State the number of lines in the material below that have "Temperature" in them, without any other text.

— begin The records —

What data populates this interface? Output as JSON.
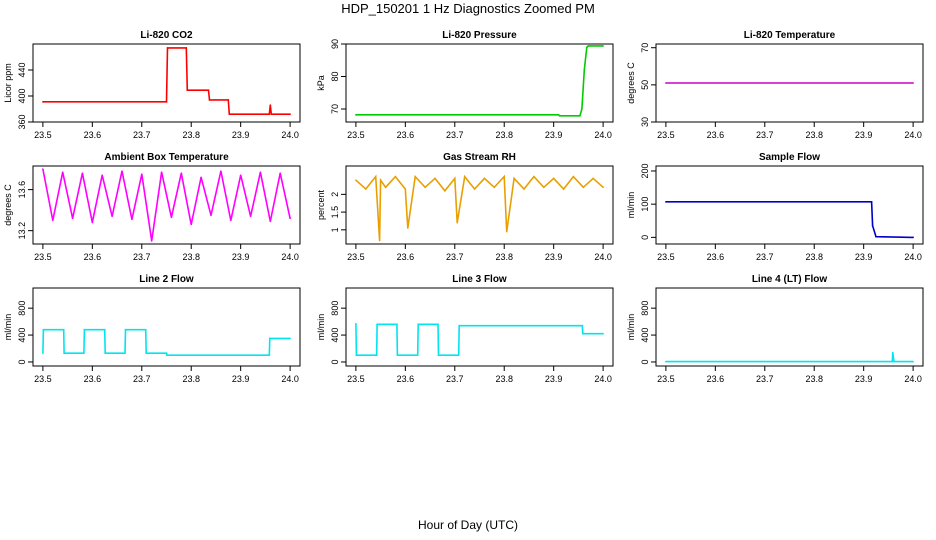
{
  "figure": {
    "title": "HDP_150201  1 Hz Diagnostics Zoomed PM",
    "xlabel": "Hour of Day (UTC)"
  },
  "chart_data": [
    {
      "type": "line",
      "title": "Li-820 CO2",
      "ylabel": "Licor ppm",
      "color": "#ff0000",
      "xlim": [
        23.48,
        24.02
      ],
      "ylim": [
        360,
        480
      ],
      "yticks": [
        360,
        400,
        440
      ],
      "xticks": [
        23.5,
        23.6,
        23.7,
        23.8,
        23.9,
        24.0
      ],
      "x": [
        23.5,
        23.75,
        23.752,
        23.79,
        23.792,
        23.835,
        23.837,
        23.875,
        23.877,
        23.958,
        23.96,
        23.962,
        23.966,
        24.0
      ],
      "y": [
        391,
        391,
        474,
        474,
        409,
        409,
        394,
        394,
        372,
        372,
        386,
        372,
        372,
        372
      ]
    },
    {
      "type": "line",
      "title": "Li-820 Pressure",
      "ylabel": "kPa",
      "color": "#00cc00",
      "xlim": [
        23.48,
        24.02
      ],
      "ylim": [
        66,
        90
      ],
      "yticks": [
        70,
        80,
        90
      ],
      "xticks": [
        23.5,
        23.6,
        23.7,
        23.8,
        23.9,
        24.0
      ],
      "x": [
        23.5,
        23.91,
        23.912,
        23.953,
        23.957,
        23.962,
        23.967,
        23.97,
        24.0
      ],
      "y": [
        68.2,
        68.2,
        67.9,
        67.9,
        70,
        82,
        89,
        89.4,
        89.4
      ]
    },
    {
      "type": "line",
      "title": "Li-820 Temperature",
      "ylabel": "degrees C",
      "color": "#cc00cc",
      "xlim": [
        23.48,
        24.02
      ],
      "ylim": [
        30,
        72
      ],
      "yticks": [
        30,
        50,
        70
      ],
      "xticks": [
        23.5,
        23.6,
        23.7,
        23.8,
        23.9,
        24.0
      ],
      "x": [
        23.5,
        24.0
      ],
      "y": [
        51,
        51
      ]
    },
    {
      "type": "line",
      "title": "Ambient Box Temperature",
      "ylabel": "degrees C",
      "color": "#ff00ff",
      "xlim": [
        23.48,
        24.02
      ],
      "ylim": [
        13.07,
        13.83
      ],
      "yticks": [
        13.2,
        13.6
      ],
      "xticks": [
        23.5,
        23.6,
        23.7,
        23.8,
        23.9,
        24.0
      ],
      "x": [
        23.5,
        23.52,
        23.54,
        23.56,
        23.58,
        23.6,
        23.62,
        23.64,
        23.66,
        23.68,
        23.7,
        23.72,
        23.74,
        23.76,
        23.78,
        23.8,
        23.82,
        23.84,
        23.86,
        23.88,
        23.9,
        23.92,
        23.94,
        23.96,
        23.98,
        24.0
      ],
      "y": [
        13.8,
        13.3,
        13.77,
        13.32,
        13.76,
        13.28,
        13.74,
        13.34,
        13.78,
        13.31,
        13.75,
        13.1,
        13.77,
        13.33,
        13.76,
        13.26,
        13.72,
        13.35,
        13.78,
        13.3,
        13.74,
        13.34,
        13.77,
        13.29,
        13.76,
        13.32
      ]
    },
    {
      "type": "line",
      "title": "Gas Stream RH",
      "ylabel": "percent",
      "color": "#e8a000",
      "xlim": [
        23.48,
        24.02
      ],
      "ylim": [
        0.6,
        2.8
      ],
      "yticks": [
        1.0,
        1.5,
        2.0
      ],
      "xticks": [
        23.5,
        23.6,
        23.7,
        23.8,
        23.9,
        24.0
      ],
      "x": [
        23.5,
        23.52,
        23.54,
        23.548,
        23.55,
        23.56,
        23.58,
        23.6,
        23.605,
        23.62,
        23.64,
        23.66,
        23.68,
        23.7,
        23.705,
        23.72,
        23.74,
        23.76,
        23.78,
        23.8,
        23.805,
        23.82,
        23.84,
        23.86,
        23.88,
        23.9,
        23.92,
        23.94,
        23.96,
        23.98,
        24.0
      ],
      "y": [
        2.4,
        2.15,
        2.5,
        0.7,
        2.4,
        2.2,
        2.5,
        2.15,
        1.05,
        2.5,
        2.2,
        2.45,
        2.1,
        2.45,
        1.2,
        2.5,
        2.15,
        2.45,
        2.2,
        2.5,
        0.95,
        2.45,
        2.15,
        2.5,
        2.2,
        2.45,
        2.15,
        2.5,
        2.2,
        2.45,
        2.2
      ]
    },
    {
      "type": "line",
      "title": "Sample Flow",
      "ylabel": "ml/min",
      "color": "#0000cc",
      "xlim": [
        23.48,
        24.02
      ],
      "ylim": [
        -20,
        215
      ],
      "yticks": [
        0,
        100,
        200
      ],
      "xticks": [
        23.5,
        23.6,
        23.7,
        23.8,
        23.9,
        24.0
      ],
      "x": [
        23.5,
        23.916,
        23.918,
        23.925,
        24.0
      ],
      "y": [
        107,
        107,
        35,
        2,
        0
      ]
    },
    {
      "type": "line",
      "title": "Line 2 Flow",
      "ylabel": "ml/min",
      "color": "#00e5ee",
      "xlim": [
        23.48,
        24.02
      ],
      "ylim": [
        -60,
        1100
      ],
      "yticks": [
        0,
        400,
        800
      ],
      "xticks": [
        23.5,
        23.6,
        23.7,
        23.8,
        23.9,
        24.0
      ],
      "x": [
        23.5,
        23.501,
        23.542,
        23.543,
        23.583,
        23.584,
        23.625,
        23.626,
        23.666,
        23.667,
        23.708,
        23.709,
        23.75,
        23.751,
        23.958,
        23.959,
        24.0
      ],
      "y": [
        130,
        480,
        480,
        130,
        130,
        480,
        480,
        130,
        130,
        480,
        480,
        130,
        130,
        100,
        100,
        350,
        350
      ]
    },
    {
      "type": "line",
      "title": "Line 3 Flow",
      "ylabel": "ml/min",
      "color": "#00e5ee",
      "xlim": [
        23.48,
        24.02
      ],
      "ylim": [
        -60,
        1100
      ],
      "yticks": [
        0,
        400,
        800
      ],
      "xticks": [
        23.5,
        23.6,
        23.7,
        23.8,
        23.9,
        24.0
      ],
      "x": [
        23.5,
        23.501,
        23.508,
        23.542,
        23.543,
        23.583,
        23.584,
        23.625,
        23.626,
        23.666,
        23.667,
        23.708,
        23.709,
        23.958,
        23.959,
        24.0
      ],
      "y": [
        570,
        100,
        100,
        100,
        560,
        560,
        100,
        100,
        560,
        560,
        100,
        100,
        540,
        540,
        420,
        420
      ]
    },
    {
      "type": "line",
      "title": "Line 4 (LT) Flow",
      "ylabel": "ml/min",
      "color": "#00e5ee",
      "xlim": [
        23.48,
        24.02
      ],
      "ylim": [
        -60,
        1100
      ],
      "yticks": [
        0,
        400,
        800
      ],
      "xticks": [
        23.5,
        23.6,
        23.7,
        23.8,
        23.9,
        24.0
      ],
      "x": [
        23.5,
        23.958,
        23.959,
        23.961,
        23.962,
        24.0
      ],
      "y": [
        5,
        5,
        140,
        20,
        5,
        5
      ]
    }
  ]
}
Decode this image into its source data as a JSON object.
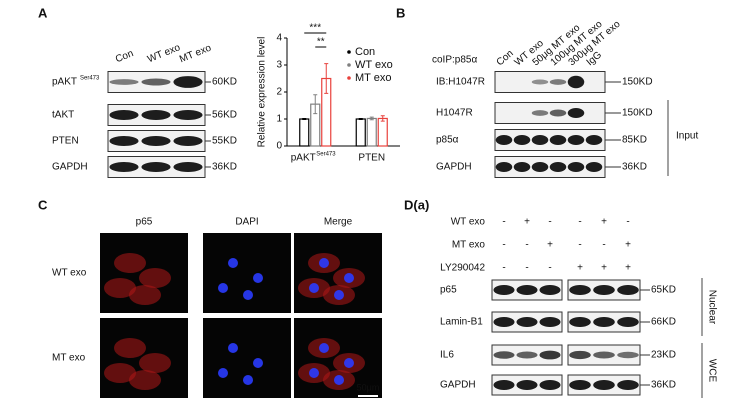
{
  "panel_a": {
    "label": "A",
    "lanes": [
      "Con",
      "WT exo",
      "MT exo"
    ],
    "rows": [
      {
        "name": "pAKT",
        "superscript": "Ser473",
        "size": "60KD"
      },
      {
        "name": "tAKT",
        "size": "56KD"
      },
      {
        "name": "PTEN",
        "size": "55KD"
      },
      {
        "name": "GAPDH",
        "size": "36KD"
      }
    ]
  },
  "chart_data": {
    "type": "bar",
    "ylabel": "Relative expression level",
    "categories": [
      "pAKT",
      "PTEN"
    ],
    "category_superscripts": [
      "Ser473",
      null
    ],
    "series": [
      {
        "name": "Con",
        "color": "#000000",
        "values": [
          1,
          1
        ],
        "errors": [
          0.02,
          0.02
        ]
      },
      {
        "name": "WT exo",
        "color": "#808080",
        "values": [
          1.55,
          1.02
        ],
        "errors": [
          0.35,
          0.05
        ]
      },
      {
        "name": "MT exo",
        "color": "#e8413c",
        "values": [
          2.5,
          1.02
        ],
        "errors": [
          0.55,
          0.1
        ]
      }
    ],
    "annotations": [
      "***",
      "**"
    ],
    "ylim": [
      0,
      4
    ],
    "yticks": [
      0,
      1,
      2,
      3,
      4
    ]
  },
  "panel_b": {
    "label": "B",
    "coip": "coIP:p85α",
    "lanes": [
      "Con",
      "WT exo",
      "50μg MT exo",
      "100μg MT exo",
      "300μg MT exo",
      "IgG"
    ],
    "rows": [
      {
        "name": "IB:H1047R",
        "size": "150KD"
      },
      {
        "name": "H1047R",
        "size": "150KD"
      },
      {
        "name": "p85α",
        "size": "85KD"
      },
      {
        "name": "GAPDH",
        "size": "36KD"
      }
    ],
    "group": "Input"
  },
  "panel_c": {
    "label": "C",
    "columns": [
      "p65",
      "DAPI",
      "Merge"
    ],
    "rows": [
      "WT exo",
      "MT exo"
    ],
    "scale": "50μm"
  },
  "panel_d": {
    "label": "D(a)",
    "treatments": [
      {
        "name": "WT exo",
        "signs": [
          "-",
          "+",
          "-",
          "-",
          "+",
          "-"
        ]
      },
      {
        "name": "MT exo",
        "signs": [
          "-",
          "-",
          "+",
          "-",
          "-",
          "+"
        ]
      },
      {
        "name": "LY290042",
        "signs": [
          "-",
          "-",
          "-",
          "+",
          "+",
          "+"
        ]
      }
    ],
    "rows": [
      {
        "name": "p65",
        "size": "65KD"
      },
      {
        "name": "Lamin-B1",
        "size": "66KD"
      },
      {
        "name": "IL6",
        "size": "23KD"
      },
      {
        "name": "GAPDH",
        "size": "36KD"
      }
    ],
    "groups": [
      "Nuclear",
      "WCE"
    ]
  }
}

— end The records —

▸ **In response**
2